— BEGIN MATERIAL TO PROCESS —

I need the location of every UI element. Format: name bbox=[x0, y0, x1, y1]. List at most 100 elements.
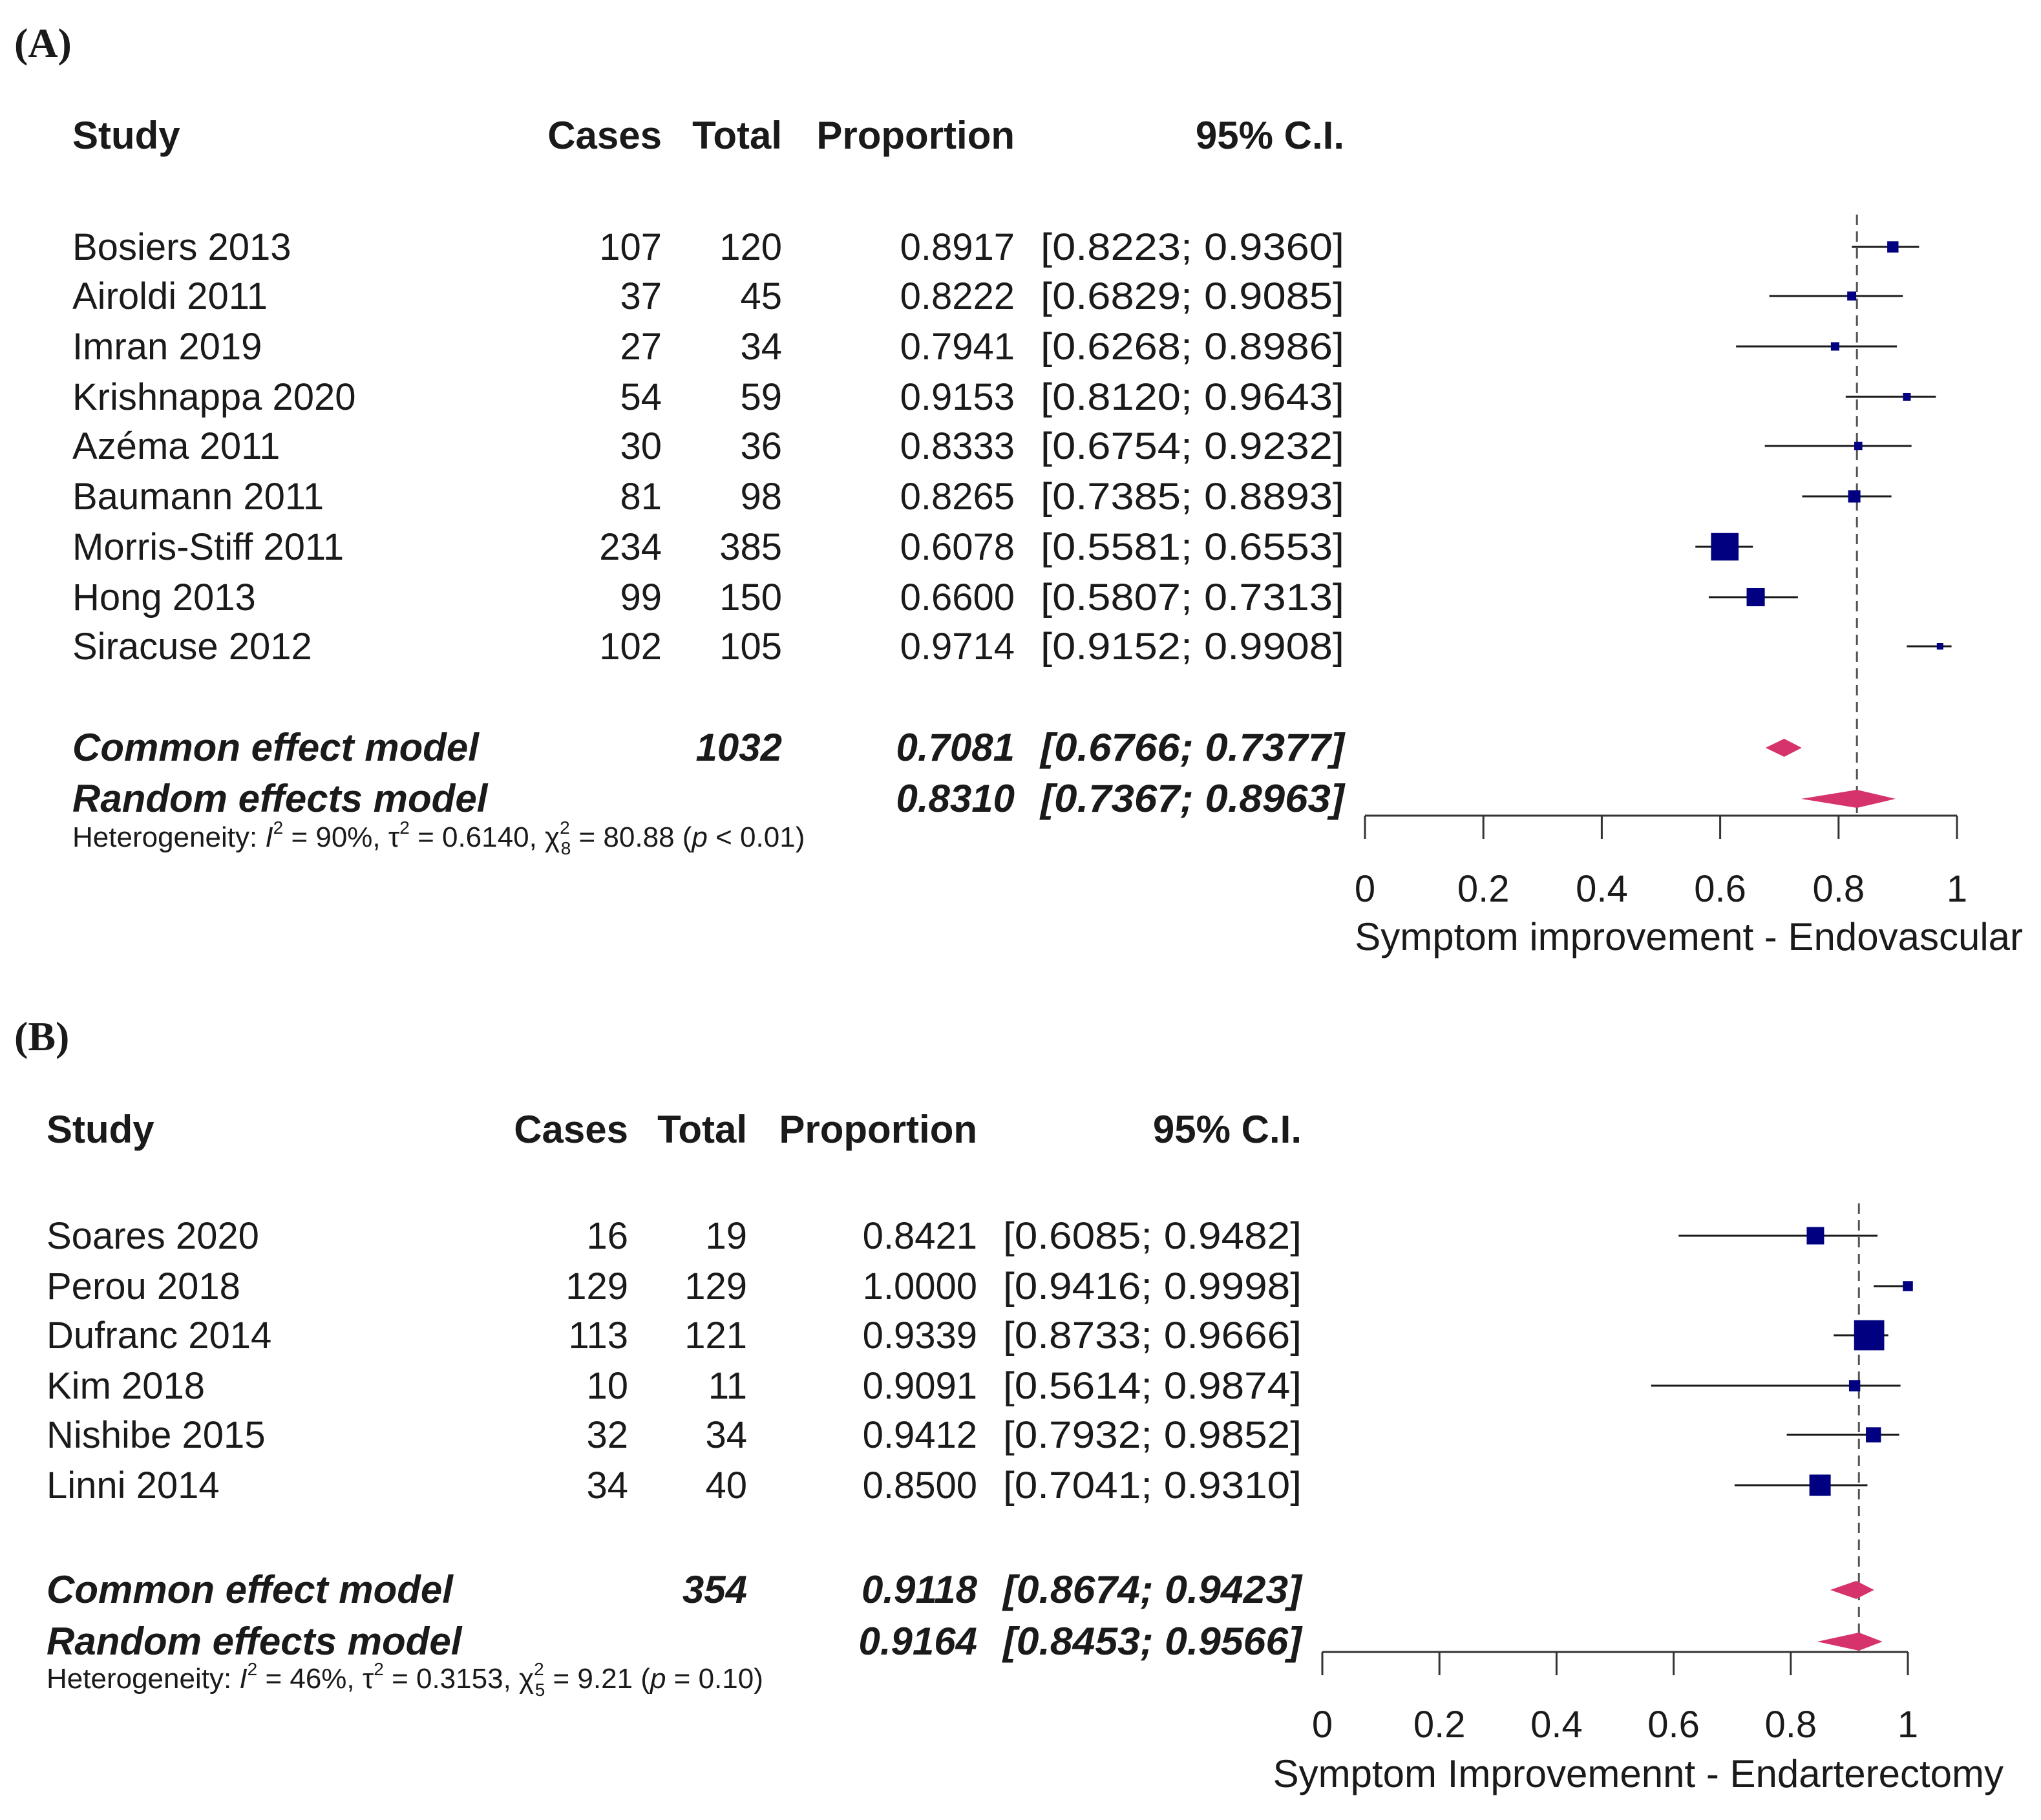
study-name: Airoldi 2011 bbox=[72, 275, 268, 317]
header-study: Study bbox=[72, 114, 180, 157]
point-estimate-square bbox=[1903, 392, 1911, 401]
point-estimate-square bbox=[1903, 1281, 1913, 1291]
study-row: Bosiers 2013 107 120 0.8917 [0.8223; 0.9360] bbox=[72, 226, 1919, 268]
study-proportion: 0.9091 bbox=[863, 1365, 977, 1407]
study-row: Perou 2018 129 129 1.0000 [0.9416; 0.9998] bbox=[47, 1265, 1913, 1307]
study-name: Baumann 2011 bbox=[72, 476, 324, 518]
study-ci: [0.9416; 0.9998] bbox=[1003, 1265, 1302, 1307]
common-effect-total: 354 bbox=[682, 1568, 747, 1611]
header-total: Total bbox=[657, 1108, 747, 1151]
heterogeneity-text: Heterogeneity: I2 = 46%, τ2 = 0.3153, χ2… bbox=[47, 1659, 763, 1700]
study-ci: [0.6829; 0.9085] bbox=[1041, 275, 1344, 317]
panel-label: (B) bbox=[14, 1013, 69, 1059]
study-row: Linni 2014 34 40 0.8500 [0.7041; 0.9310] bbox=[47, 1465, 1868, 1507]
study-cases: 107 bbox=[599, 226, 662, 268]
study-row: Krishnappa 2020 54 59 0.9153 [0.8120; 0.9643… bbox=[72, 376, 1936, 418]
x-tick-label: 0 bbox=[1355, 868, 1375, 910]
study-ci: [0.6754; 0.9232] bbox=[1041, 425, 1344, 467]
study-name: Hong 2013 bbox=[72, 577, 256, 619]
study-proportion: 0.8222 bbox=[900, 275, 1015, 317]
common-effect-ci: [0.8674; 0.9423] bbox=[1002, 1568, 1303, 1611]
study-total: 40 bbox=[705, 1465, 747, 1507]
study-proportion: 0.6600 bbox=[900, 577, 1015, 619]
x-tick-label: 0.6 bbox=[1694, 868, 1746, 910]
study-cases: 102 bbox=[599, 626, 662, 668]
x-tick-label: 0.4 bbox=[1576, 868, 1628, 910]
common-effect-proportion: 0.9118 bbox=[862, 1568, 978, 1611]
x-tick-label: 0.6 bbox=[1647, 1704, 1700, 1746]
common-effect-diamond bbox=[1765, 739, 1802, 757]
study-proportion: 0.8917 bbox=[900, 226, 1015, 268]
study-row: Azéma 2011 30 36 0.8333 [0.6754; 0.9232] bbox=[72, 425, 1912, 467]
study-cases: 16 bbox=[586, 1215, 628, 1257]
random-effects-label: Random effects model bbox=[47, 1620, 463, 1663]
point-estimate-square bbox=[1936, 643, 1943, 650]
random-effects-proportion: 0.9164 bbox=[858, 1620, 977, 1663]
study-ci: [0.6268; 0.8986] bbox=[1041, 326, 1344, 368]
panel-a-endovascular: (A) Study Cases Total Proportion 95% C.I. Bosi… bbox=[14, 20, 2023, 958]
study-proportion: 0.9412 bbox=[863, 1414, 977, 1456]
common-effect-ci: [0.6766; 0.7377] bbox=[1039, 726, 1346, 769]
point-estimate-square bbox=[1854, 1320, 1885, 1351]
study-total: 59 bbox=[740, 376, 782, 418]
study-total: 129 bbox=[684, 1265, 747, 1307]
x-tick-label: 1 bbox=[1947, 868, 1967, 910]
header-ci: 95% C.I. bbox=[1196, 114, 1344, 157]
study-ci: [0.5807; 0.7313] bbox=[1041, 577, 1344, 619]
random-effects-diamond bbox=[1817, 1633, 1883, 1651]
x-tick-label: 0.2 bbox=[1413, 1704, 1466, 1746]
study-ci: [0.8223; 0.9360] bbox=[1041, 226, 1344, 268]
study-cases: 129 bbox=[566, 1265, 628, 1307]
point-estimate-square bbox=[1746, 587, 1765, 607]
random-effects-proportion: 0.8310 bbox=[896, 777, 1015, 820]
header-cases: Cases bbox=[547, 114, 662, 157]
header-proportion: Proportion bbox=[779, 1108, 977, 1151]
study-row: Airoldi 2011 37 45 0.8222 [0.6829; 0.9085] bbox=[72, 275, 1903, 317]
x-axis: 0 0.2 0.4 0.6 0.8 1 Symptom improvement - Endo… bbox=[1355, 814, 2023, 958]
study-total: 385 bbox=[719, 526, 782, 568]
study-cases: 37 bbox=[620, 275, 662, 317]
study-name: Linni 2014 bbox=[47, 1465, 220, 1507]
study-name: Nishibe 2015 bbox=[47, 1414, 266, 1456]
study-proportion: 0.8421 bbox=[863, 1215, 977, 1257]
study-proportion: 0.7941 bbox=[900, 326, 1015, 368]
study-cases: 54 bbox=[620, 376, 662, 418]
study-total: 34 bbox=[740, 326, 782, 368]
study-row: Hong 2013 99 150 0.6600 [0.5807; 0.7313] bbox=[72, 577, 1798, 619]
x-tick-label: 1 bbox=[1898, 1704, 1918, 1746]
study-total: 121 bbox=[684, 1315, 747, 1357]
x-tick-label: 0.4 bbox=[1530, 1704, 1583, 1746]
study-ci: [0.9152; 0.9908] bbox=[1041, 626, 1344, 668]
point-estimate-square bbox=[1806, 1227, 1824, 1245]
study-row: Siracuse 2012 102 105 0.9714 [0.9152; 0.9908… bbox=[72, 626, 1952, 668]
study-proportion: 0.9714 bbox=[900, 626, 1015, 668]
study-proportion: 0.8265 bbox=[900, 476, 1015, 518]
x-tick-label: 0 bbox=[1312, 1704, 1333, 1746]
study-name: Siracuse 2012 bbox=[72, 626, 312, 668]
study-ci: [0.6085; 0.9482] bbox=[1003, 1215, 1302, 1257]
random-effects-ci: [0.7367; 0.8963] bbox=[1039, 777, 1346, 820]
point-estimate-square bbox=[1847, 291, 1857, 301]
study-name: Dufranc 2014 bbox=[47, 1315, 271, 1357]
study-name: Krishnappa 2020 bbox=[72, 376, 356, 418]
study-cases: 81 bbox=[620, 476, 662, 518]
point-estimate-square bbox=[1848, 1380, 1861, 1391]
study-row: Kim 2018 10 11 0.9091 [0.5614; 0.9874] bbox=[47, 1365, 1901, 1407]
study-total: 150 bbox=[719, 577, 782, 619]
heterogeneity-text: Heterogeneity: I2 = 90%, τ2 = 0.6140, χ2… bbox=[72, 818, 805, 858]
study-cases: 34 bbox=[586, 1465, 628, 1507]
study-name: Imran 2019 bbox=[72, 326, 262, 368]
header-study: Study bbox=[47, 1108, 154, 1151]
point-estimate-square bbox=[1866, 1427, 1881, 1443]
study-proportion: 0.6078 bbox=[900, 526, 1015, 568]
study-cases: 113 bbox=[569, 1315, 628, 1357]
point-estimate-square bbox=[1830, 342, 1839, 351]
x-axis: 0 0.2 0.4 0.6 0.8 1 Symptom Improvemennt - End… bbox=[1273, 1651, 2004, 1795]
study-ci: [0.7932; 0.9852] bbox=[1003, 1414, 1302, 1456]
study-ci: [0.7041; 0.9310] bbox=[1003, 1465, 1302, 1507]
study-cases: 27 bbox=[620, 326, 662, 368]
study-name: Azéma 2011 bbox=[72, 425, 280, 467]
panel-label: (A) bbox=[14, 20, 72, 66]
header-total: Total bbox=[692, 114, 782, 157]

— END MATERIAL TO PROCESS —

DO THIS -
Change every "point-estimate-square" in the listing above to "point-estimate-marker" and write out the whole listing again with nothing else altered. Leave the picture out.

OUTPUT FOR THIS EXERCISE -
I need the location of every UI element. Format: name bbox=[x0, y0, x1, y1]. List at most 100 elements.
study-name: Airoldi 2011 bbox=[72, 275, 268, 317]
header-study: Study bbox=[72, 114, 180, 157]
point-estimate-marker bbox=[1903, 392, 1911, 401]
point-estimate-marker bbox=[1903, 1281, 1913, 1291]
study-row: Bosiers 2013 107 120 0.8917 [0.8223; 0.9360] bbox=[72, 226, 1919, 268]
study-proportion: 0.9091 bbox=[863, 1365, 977, 1407]
study-row: Perou 2018 129 129 1.0000 [0.9416; 0.9998] bbox=[47, 1265, 1913, 1307]
study-name: Baumann 2011 bbox=[72, 476, 324, 518]
study-ci: [0.9416; 0.9998] bbox=[1003, 1265, 1302, 1307]
common-effect-total: 354 bbox=[682, 1568, 747, 1611]
header-total: Total bbox=[657, 1108, 747, 1151]
heterogeneity-text: Heterogeneity: I2 = 46%, τ2 = 0.3153, χ2… bbox=[47, 1659, 763, 1700]
study-ci: [0.6829; 0.9085] bbox=[1041, 275, 1344, 317]
panel-label: (B) bbox=[14, 1013, 69, 1059]
study-row: Linni 2014 34 40 0.8500 [0.7041; 0.9310] bbox=[47, 1465, 1868, 1507]
study-cases: 107 bbox=[599, 226, 662, 268]
study-row: Krishnappa 2020 54 59 0.9153 [0.8120; 0.9643… bbox=[72, 376, 1936, 418]
x-tick-label: 0 bbox=[1355, 868, 1375, 910]
study-ci: [0.6754; 0.9232] bbox=[1041, 425, 1344, 467]
study-name: Hong 2013 bbox=[72, 577, 256, 619]
study-proportion: 0.8222 bbox=[900, 275, 1015, 317]
common-effect-ci: [0.8674; 0.9423] bbox=[1002, 1568, 1303, 1611]
study-total: 40 bbox=[705, 1465, 747, 1507]
study-proportion: 0.6600 bbox=[900, 577, 1015, 619]
x-tick-label: 0.6 bbox=[1694, 868, 1746, 910]
study-cases: 102 bbox=[599, 626, 662, 668]
x-tick-label: 0.4 bbox=[1576, 868, 1628, 910]
common-effect-proportion: 0.9118 bbox=[862, 1568, 978, 1611]
x-tick-label: 0.6 bbox=[1647, 1704, 1700, 1746]
common-effect-diamond bbox=[1765, 739, 1802, 757]
study-proportion: 0.8917 bbox=[900, 226, 1015, 268]
study-row: Azéma 2011 30 36 0.8333 [0.6754; 0.9232] bbox=[72, 425, 1912, 467]
study-cases: 16 bbox=[586, 1215, 628, 1257]
random-effects-label: Random effects model bbox=[47, 1620, 463, 1663]
point-estimate-marker bbox=[1936, 643, 1943, 650]
random-effects-proportion: 0.9164 bbox=[858, 1620, 977, 1663]
study-ci: [0.6268; 0.8986] bbox=[1041, 326, 1344, 368]
panel-a-endovascular: (A) Study Cases Total Proportion 95% C.I. Bosi… bbox=[14, 20, 2023, 958]
study-proportion: 0.9412 bbox=[863, 1414, 977, 1456]
common-effect-ci: [0.6766; 0.7377] bbox=[1039, 726, 1346, 769]
point-estimate-marker bbox=[1854, 1320, 1885, 1351]
study-total: 59 bbox=[740, 376, 782, 418]
study-total: 129 bbox=[684, 1265, 747, 1307]
x-tick-label: 1 bbox=[1947, 868, 1967, 910]
header-ci: 95% C.I. bbox=[1196, 114, 1344, 157]
study-ci: [0.5807; 0.7313] bbox=[1041, 577, 1344, 619]
random-effects-diamond bbox=[1817, 1633, 1883, 1651]
x-tick-label: 0.2 bbox=[1413, 1704, 1466, 1746]
study-ci: [0.8223; 0.9360] bbox=[1041, 226, 1344, 268]
study-cases: 129 bbox=[566, 1265, 628, 1307]
point-estimate-marker bbox=[1746, 587, 1765, 607]
random-effects-proportion: 0.8310 bbox=[896, 777, 1015, 820]
header-cases: Cases bbox=[547, 114, 662, 157]
header-proportion: Proportion bbox=[779, 1108, 977, 1151]
study-row: Airoldi 2011 37 45 0.8222 [0.6829; 0.9085] bbox=[72, 275, 1903, 317]
x-axis: 0 0.2 0.4 0.6 0.8 1 Symptom improvement - Endo… bbox=[1355, 814, 2023, 958]
study-total: 385 bbox=[719, 526, 782, 568]
study-cases: 37 bbox=[620, 275, 662, 317]
study-name: Linni 2014 bbox=[47, 1465, 220, 1507]
study-name: Nishibe 2015 bbox=[47, 1414, 266, 1456]
study-proportion: 0.8421 bbox=[863, 1215, 977, 1257]
study-proportion: 0.7941 bbox=[900, 326, 1015, 368]
study-cases: 54 bbox=[620, 376, 662, 418]
study-total: 34 bbox=[740, 326, 782, 368]
study-row: Hong 2013 99 150 0.6600 [0.5807; 0.7313] bbox=[72, 577, 1798, 619]
x-tick-label: 1 bbox=[1898, 1704, 1918, 1746]
study-total: 121 bbox=[684, 1315, 747, 1357]
x-tick-label: 0.4 bbox=[1530, 1704, 1583, 1746]
study-ci: [0.9152; 0.9908] bbox=[1041, 626, 1344, 668]
point-estimate-marker bbox=[1806, 1227, 1824, 1245]
study-row: Siracuse 2012 102 105 0.9714 [0.9152; 0.9908… bbox=[72, 626, 1952, 668]
study-proportion: 0.9714 bbox=[900, 626, 1015, 668]
study-proportion: 0.8265 bbox=[900, 476, 1015, 518]
x-tick-label: 0 bbox=[1312, 1704, 1333, 1746]
study-name: Siracuse 2012 bbox=[72, 626, 312, 668]
study-ci: [0.6085; 0.9482] bbox=[1003, 1215, 1302, 1257]
random-effects-ci: [0.7367; 0.8963] bbox=[1039, 777, 1346, 820]
point-estimate-marker bbox=[1847, 291, 1857, 301]
study-name: Dufranc 2014 bbox=[47, 1315, 271, 1357]
study-name: Krishnappa 2020 bbox=[72, 376, 356, 418]
study-cases: 81 bbox=[620, 476, 662, 518]
point-estimate-marker bbox=[1848, 1380, 1861, 1391]
study-row: Kim 2018 10 11 0.9091 [0.5614; 0.9874] bbox=[47, 1365, 1901, 1407]
study-total: 150 bbox=[719, 577, 782, 619]
heterogeneity-text: Heterogeneity: I2 = 90%, τ2 = 0.6140, χ2… bbox=[72, 818, 805, 858]
study-cases: 34 bbox=[586, 1465, 628, 1507]
study-name: Imran 2019 bbox=[72, 326, 262, 368]
header-study: Study bbox=[47, 1108, 154, 1151]
point-estimate-marker bbox=[1866, 1427, 1881, 1443]
study-proportion: 0.6078 bbox=[900, 526, 1015, 568]
study-cases: 113 bbox=[569, 1315, 628, 1357]
point-estimate-marker bbox=[1830, 342, 1839, 351]
x-axis: 0 0.2 0.4 0.6 0.8 1 Symptom Improvemennt - End… bbox=[1273, 1651, 2004, 1795]
study-ci: [0.7932; 0.9852] bbox=[1003, 1414, 1302, 1456]
study-ci: [0.7041; 0.9310] bbox=[1003, 1465, 1302, 1507]
study-cases: 27 bbox=[620, 326, 662, 368]
study-name: Azéma 2011 bbox=[72, 425, 280, 467]
panel-label: (A) bbox=[14, 20, 72, 66]
header-total: Total bbox=[692, 114, 782, 157]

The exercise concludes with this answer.